>> START RECORDED DATA

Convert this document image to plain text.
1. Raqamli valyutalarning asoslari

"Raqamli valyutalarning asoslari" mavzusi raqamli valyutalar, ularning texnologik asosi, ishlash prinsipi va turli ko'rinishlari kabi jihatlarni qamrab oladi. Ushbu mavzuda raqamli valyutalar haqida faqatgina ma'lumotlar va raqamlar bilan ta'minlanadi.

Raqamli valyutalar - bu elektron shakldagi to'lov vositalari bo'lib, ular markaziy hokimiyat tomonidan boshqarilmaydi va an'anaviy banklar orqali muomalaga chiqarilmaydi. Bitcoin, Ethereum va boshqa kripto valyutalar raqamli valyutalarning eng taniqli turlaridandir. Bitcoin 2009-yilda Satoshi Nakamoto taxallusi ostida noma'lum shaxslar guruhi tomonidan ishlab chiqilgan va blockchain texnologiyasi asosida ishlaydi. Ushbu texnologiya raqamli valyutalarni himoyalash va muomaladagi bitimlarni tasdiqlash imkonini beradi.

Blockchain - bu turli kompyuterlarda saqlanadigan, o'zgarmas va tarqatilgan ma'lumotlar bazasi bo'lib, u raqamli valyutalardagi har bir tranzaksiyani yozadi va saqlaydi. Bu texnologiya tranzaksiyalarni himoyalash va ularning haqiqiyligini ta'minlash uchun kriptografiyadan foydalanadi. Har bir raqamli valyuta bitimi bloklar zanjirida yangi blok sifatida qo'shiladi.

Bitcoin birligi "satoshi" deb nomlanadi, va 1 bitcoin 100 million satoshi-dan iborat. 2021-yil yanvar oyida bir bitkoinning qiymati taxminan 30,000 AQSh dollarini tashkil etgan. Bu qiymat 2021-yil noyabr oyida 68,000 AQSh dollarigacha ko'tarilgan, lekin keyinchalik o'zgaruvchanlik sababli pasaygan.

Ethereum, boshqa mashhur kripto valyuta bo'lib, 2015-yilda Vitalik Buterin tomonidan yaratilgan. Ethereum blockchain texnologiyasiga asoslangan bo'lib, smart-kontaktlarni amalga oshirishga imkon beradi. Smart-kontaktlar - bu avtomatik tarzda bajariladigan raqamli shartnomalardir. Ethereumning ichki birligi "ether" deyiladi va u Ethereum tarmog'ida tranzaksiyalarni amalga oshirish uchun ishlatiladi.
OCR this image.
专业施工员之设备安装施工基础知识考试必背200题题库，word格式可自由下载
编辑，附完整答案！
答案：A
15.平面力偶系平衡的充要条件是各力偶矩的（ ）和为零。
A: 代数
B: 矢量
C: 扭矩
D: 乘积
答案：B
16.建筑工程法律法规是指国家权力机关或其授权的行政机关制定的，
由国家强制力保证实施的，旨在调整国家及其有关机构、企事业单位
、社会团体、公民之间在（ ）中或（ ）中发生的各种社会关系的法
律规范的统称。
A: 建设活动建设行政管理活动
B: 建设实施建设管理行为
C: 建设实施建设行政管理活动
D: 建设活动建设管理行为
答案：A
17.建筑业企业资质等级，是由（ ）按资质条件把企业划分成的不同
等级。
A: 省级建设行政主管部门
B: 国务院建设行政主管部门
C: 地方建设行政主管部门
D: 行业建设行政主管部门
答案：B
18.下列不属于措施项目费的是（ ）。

>> END RECORDED DATA

Reproduce every record above exactly as it appears.

Convert this document image to plain text.
1. Raqamli valyutalarning asoslari

"Raqamli valyutalarning asoslari" mavzusi raqamli valyutalar, ularning texnologik asosi, ishlash prinsipi va turli ko'rinishlari kabi jihatlarni qamrab oladi. Ushbu mavzuda raqamli valyutalar haqida faqatgina ma'lumotlar va raqamlar bilan ta'minlanadi.

Raqamli valyutalar - bu elektron shakldagi to'lov vositalari bo'lib, ular markaziy hokimiyat tomonidan boshqarilmaydi va an'anaviy banklar orqali muomalaga chiqarilmaydi. Bitcoin, Ethereum va boshqa kripto valyutalar raqamli valyutalarning eng taniqli turlaridandir. Bitcoin 2009-yilda Satoshi Nakamoto taxallusi ostida noma'lum shaxslar guruhi tomonidan ishlab chiqilgan va blockchain texnologiyasi asosida ishlaydi. Ushbu texnologiya raqamli valyutalarni himoyalash va muomaladagi bitimlarni tasdiqlash imkonini beradi.

Blockchain - bu turli kompyuterlarda saqlanadigan, o'zgarmas va tarqatilgan ma'lumotlar bazasi bo'lib, u raqamli valyutalardagi har bir tranzaksiyani yozadi va saqlaydi. Bu texnologiya tranzaksiyalarni himoyalash va ularning haqiqiyligini ta'minlash uchun kriptografiyadan foydalanadi. Har bir raqamli valyuta bitimi bloklar zanjirida yangi blok sifatida qo'shiladi.

Bitcoin birligi "satoshi" deb nomlanadi, va 1 bitcoin 100 million satoshi-dan iborat. 2021-yil yanvar oyida bir bitkoinning qiymati taxminan 30,000 AQSh dollarini tashkil etgan. Bu qiymat 2021-yil noyabr oyida 68,000 AQSh dollarigacha ko'tarilgan, lekin keyinchalik o'zgaruvchanlik sababli pasaygan.

Ethereum, boshqa mashhur kripto valyuta bo'lib, 2015-yilda Vitalik Buterin tomonidan yaratilgan. Ethereum blockchain texnologiyasiga asoslangan bo'lib, smart-kontaktlarni amalga oshirishga imkon beradi. Smart-kontaktlar - bu avtomatik tarzda bajariladigan raqamli shartnomalardir. Ethereumning ichki birligi "ether" deyiladi va u Ethereum tarmog'ida tranzaksiyalarni amalga oshirish uchun ishlatiladi.
OCR this image.
专业施工员之设备安装施工基础知识考试必背200题题库，word格式可自由下载
编辑，附完整答案！
答案：A
15.平面力偶系平衡的充要条件是各力偶矩的（ ）和为零。
A: 代数
B: 矢量
C: 扭矩
D: 乘积
答案：B
16.建筑工程法律法规是指国家权力机关或其授权的行政机关制定的，
由国家强制力保证实施的，旨在调整国家及其有关机构、企事业单位
、社会团体、公民之间在（ ）中或（ ）中发生的各种社会关系的法
律规范的统称。
A: 建设活动建设行政管理活动
B: 建设实施建设管理行为
C: 建设实施建设行政管理活动
D: 建设活动建设管理行为
答案：A
17.建筑业企业资质等级，是由（ ）按资质条件把企业划分成的不同
等级。
A: 省级建设行政主管部门
B: 国务院建设行政主管部门
C: 地方建设行政主管部门
D: 行业建设行政主管部门
答案：B
18.下列不属于措施项目费的是（ ）。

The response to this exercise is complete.